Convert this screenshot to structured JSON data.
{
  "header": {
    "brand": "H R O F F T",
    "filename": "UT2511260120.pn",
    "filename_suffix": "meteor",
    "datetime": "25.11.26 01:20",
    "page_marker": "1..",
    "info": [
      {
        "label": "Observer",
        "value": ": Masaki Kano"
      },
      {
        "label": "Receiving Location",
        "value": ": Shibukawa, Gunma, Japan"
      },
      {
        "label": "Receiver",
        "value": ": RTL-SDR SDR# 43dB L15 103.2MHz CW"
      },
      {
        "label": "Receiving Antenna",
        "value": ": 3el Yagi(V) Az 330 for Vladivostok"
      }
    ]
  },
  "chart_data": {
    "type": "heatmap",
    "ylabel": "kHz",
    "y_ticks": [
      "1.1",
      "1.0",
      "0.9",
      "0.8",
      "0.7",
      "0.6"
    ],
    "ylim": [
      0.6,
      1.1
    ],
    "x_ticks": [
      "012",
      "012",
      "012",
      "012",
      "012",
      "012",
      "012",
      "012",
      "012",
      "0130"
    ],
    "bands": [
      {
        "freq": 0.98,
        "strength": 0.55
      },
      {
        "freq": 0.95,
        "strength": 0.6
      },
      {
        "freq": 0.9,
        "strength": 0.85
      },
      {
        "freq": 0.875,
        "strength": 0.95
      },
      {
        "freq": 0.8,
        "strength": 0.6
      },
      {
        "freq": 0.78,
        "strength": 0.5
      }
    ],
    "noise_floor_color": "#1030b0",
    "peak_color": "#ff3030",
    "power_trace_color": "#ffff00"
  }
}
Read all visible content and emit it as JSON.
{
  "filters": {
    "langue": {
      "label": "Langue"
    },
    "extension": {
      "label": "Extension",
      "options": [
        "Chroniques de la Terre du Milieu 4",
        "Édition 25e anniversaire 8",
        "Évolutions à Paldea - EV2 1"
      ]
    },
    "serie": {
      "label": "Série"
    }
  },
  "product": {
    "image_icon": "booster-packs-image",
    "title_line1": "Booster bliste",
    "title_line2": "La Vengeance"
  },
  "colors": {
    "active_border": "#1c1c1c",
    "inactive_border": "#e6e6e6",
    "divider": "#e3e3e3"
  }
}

Aim: Retype the material in full. Each word must match.

Exercise answer:
Convert this screenshot to structured JSON data.
{
  "header": {
    "brand": "H R O F F T",
    "filename": "UT2511260120.pn",
    "filename_suffix": "meteor",
    "datetime": "25.11.26 01:20",
    "page_marker": "1..",
    "info": [
      {
        "label": "Observer",
        "value": ": Masaki Kano"
      },
      {
        "label": "Receiving Location",
        "value": ": Shibukawa, Gunma, Japan"
      },
      {
        "label": "Receiver",
        "value": ": RTL-SDR SDR# 43dB L15 103.2MHz CW"
      },
      {
        "label": "Receiving Antenna",
        "value": ": 3el Yagi(V) Az 330 for Vladivostok"
      }
    ]
  },
  "chart_data": {
    "type": "heatmap",
    "ylabel": "kHz",
    "y_ticks": [
      "1.1",
      "1.0",
      "0.9",
      "0.8",
      "0.7",
      "0.6"
    ],
    "ylim": [
      0.6,
      1.1
    ],
    "x_ticks": [
      "012",
      "012",
      "012",
      "012",
      "012",
      "012",
      "012",
      "012",
      "012",
      "0130"
    ],
    "bands": [
      {
        "freq": 0.98,
        "strength": 0.55
      },
      {
        "freq": 0.95,
        "strength": 0.6
      },
      {
        "freq": 0.9,
        "strength": 0.85
      },
      {
        "freq": 0.875,
        "strength": 0.95
      },
      {
        "freq": 0.8,
        "strength": 0.6
      },
      {
        "freq": 0.78,
        "strength": 0.5
      }
    ],
    "noise_floor_color": "#1030b0",
    "peak_color": "#ff3030",
    "power_trace_color": "#ffff00"
  }
}
Read all visible content and emit it as JSON.
{
  "filters": {
    "langue": {
      "label": "Langue"
    },
    "extension": {
      "label": "Extension",
      "options": [
        "Chroniques de la Terre du Milieu 4",
        "Édition 25e anniversaire 8",
        "Évolutions à Paldea - EV2 1"
      ]
    },
    "serie": {
      "label": "Série"
    }
  },
  "product": {
    "image_icon": "booster-packs-image",
    "title_line1": "Booster bliste",
    "title_line2": "La Vengeance"
  },
  "colors": {
    "active_border": "#1c1c1c",
    "inactive_border": "#e6e6e6",
    "divider": "#e3e3e3"
  }
}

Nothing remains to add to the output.